■ TEXTE À LIRE ■
::::

L’HERITAGE DE NELSON MANDELA
« Mandela est mort ». Le bandeau défile sur l’écran de la télévision, brutalement et inexorablement, mais ne parvient pas à
bousculer notre incrédulité. Depuis les heures terribles de l’été dernier où, sans relâche, tous les medias du monde guettaient la fin de l’un des plus grands Hommes qu’aura connu l’Humanité, et
plongeaient dans l’angoisse d’une annonce fatidique la terre entière, le fol espoir de voir Madiba demeurer longtemps encore au milieu de nous, symbole vivant du véritable Humanisme, reprenait
forme jusqu’à oublier que l’inéluctable est sans appel.
« Mandela est mort ». Le bandeau continue sa ronde funèbre et, désormais, prostrés et résignés, nous voyons les dirigeants du monde et les commentateurs se bousculer sur l’écran pour se persuader, pour nous persuader que celui que son père avait nommé, à sa naissance, Rolihlahla « celui qui crée des problèmes » en xhosa, sa langue natale, était vraiment parti.
« Mandela est mort ». Le bandeau pourra toujours tourner, les dirigeants et les commentateurs pourront toujours continuer à se bousculer sur l’écran, nous allons très vite cesser d’être prostrés et résignés, car, et c’est d’abord cela l’héritage de Mandela, l’Espoir d’un monde juste et équitable ne pourra jamais disparaitre car, comme il l’a lui-même écrit « l’espoir est une arme puissante et aucun pouvoir sur terre ne peut t’en priver ».

::::

■ DONNÉES FOURNIES ■
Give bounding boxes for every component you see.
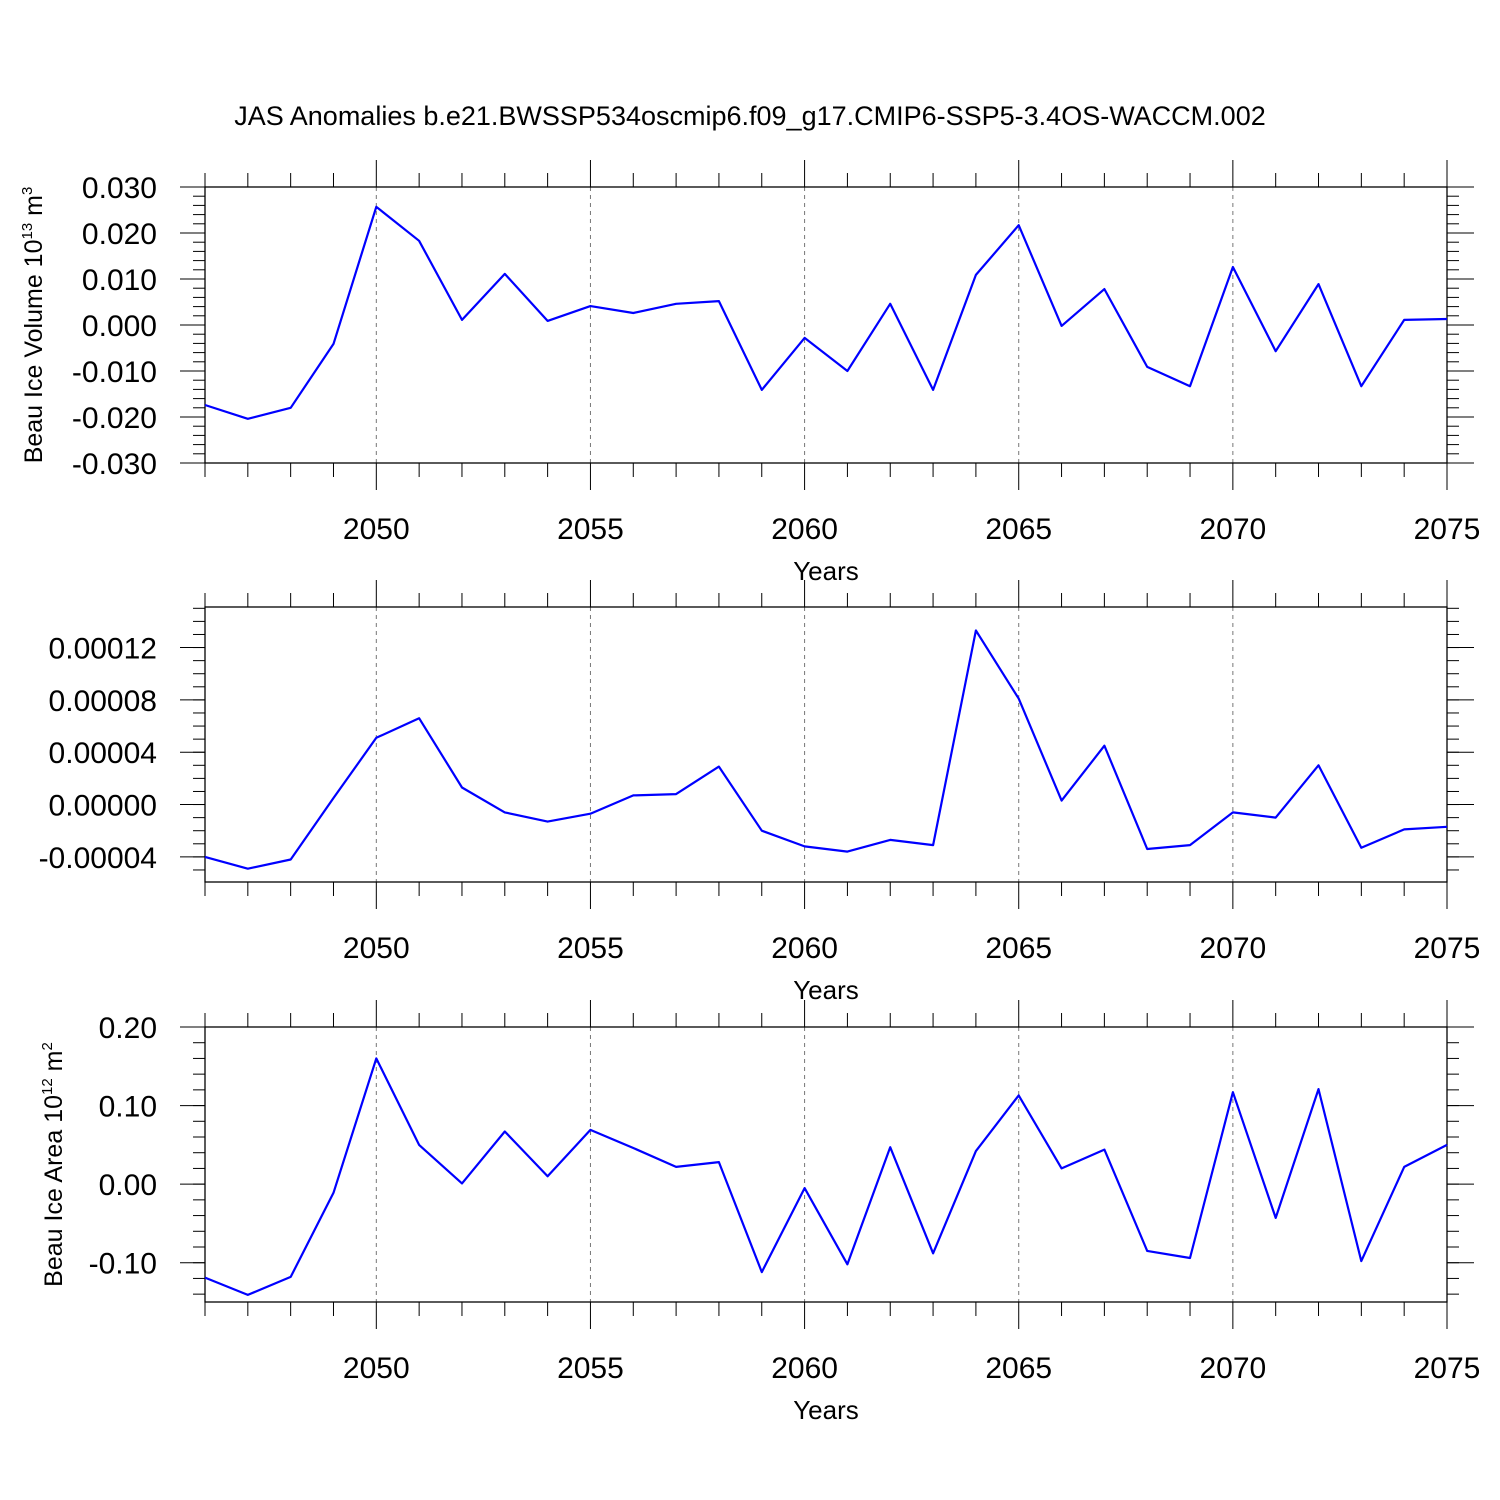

::::

■ CONSIGNE ■
Rédigez la suite du texte sur l’héritage de Nelson Mandela en partant de sa dernière phrase.

■ RÉPONSE FINALE ■
« Mandela est mort ». Dans l’Histoire de l’Humanité cela ne signifiera qu’une chose : Nelson Mandela aura cheminé sur la
Terre entre le 18 juillet 1918 et le 5 décembre 2013, une longue et exceptionnelle traversée, mais rien n’empêchera que Mandela continue à vivre dans le cœur des hommes pour
l’Eternité.
Cette traversée personne mieux que lui-même a pu la décrire. En lisant, et relisant, son autobiographie Un long chemin vers
la Liberté, on reçoit une extraordinaire leçon de vie où Mandela exprime sa force morale inouïe, son sens aigu du combat politique et sa capacité d’écoute, de compréhension et de
pardon, qui feront dire à l’écrivain sud-africain André Brink que c’est « ...un des rares livres qui deviennent non seulement un repère mais une condition de notre
humanité ».
Comment un seul homme a pu, dans un environnement de violence indicible, faire prévaloir le Droit et la Justice, animé par une
conviction sans faille, une humilité confondante et un esprit d’ouverture hors du commun, pourrait relever des mystères qui, faute d’explication rationnelle, sont définis comme des miracles.
Mais, à lire et écouter Mandela, le mystère se dissipe et le miracle s’efface devant la volonté, ainsi qu’il l’exprime dans une lettre écrite depuis sa prison de Robben Island à sa fille
Zindzi : « il est peu de revers en ce monde qu’il n’est pas possible de transformer en triomphe personnel si l’on a une volonté de fer et le talent
nécessaire ».
Vingt sept ans de prison, dont plus de dix huit au bagne de Robben Island, des années de clandestinité et de précarité, n’ont pas
empêché Nelson Mandela de devenir Président de la République d’un pays où, pendant des décennies, une minorité raciale arcboutée sur des convictions obscurantistes a soumis une majorité qui
n’aspirait qu’à la plus élémentaire dignité, l’égalité entre tous les hommes et femmes de ce pays.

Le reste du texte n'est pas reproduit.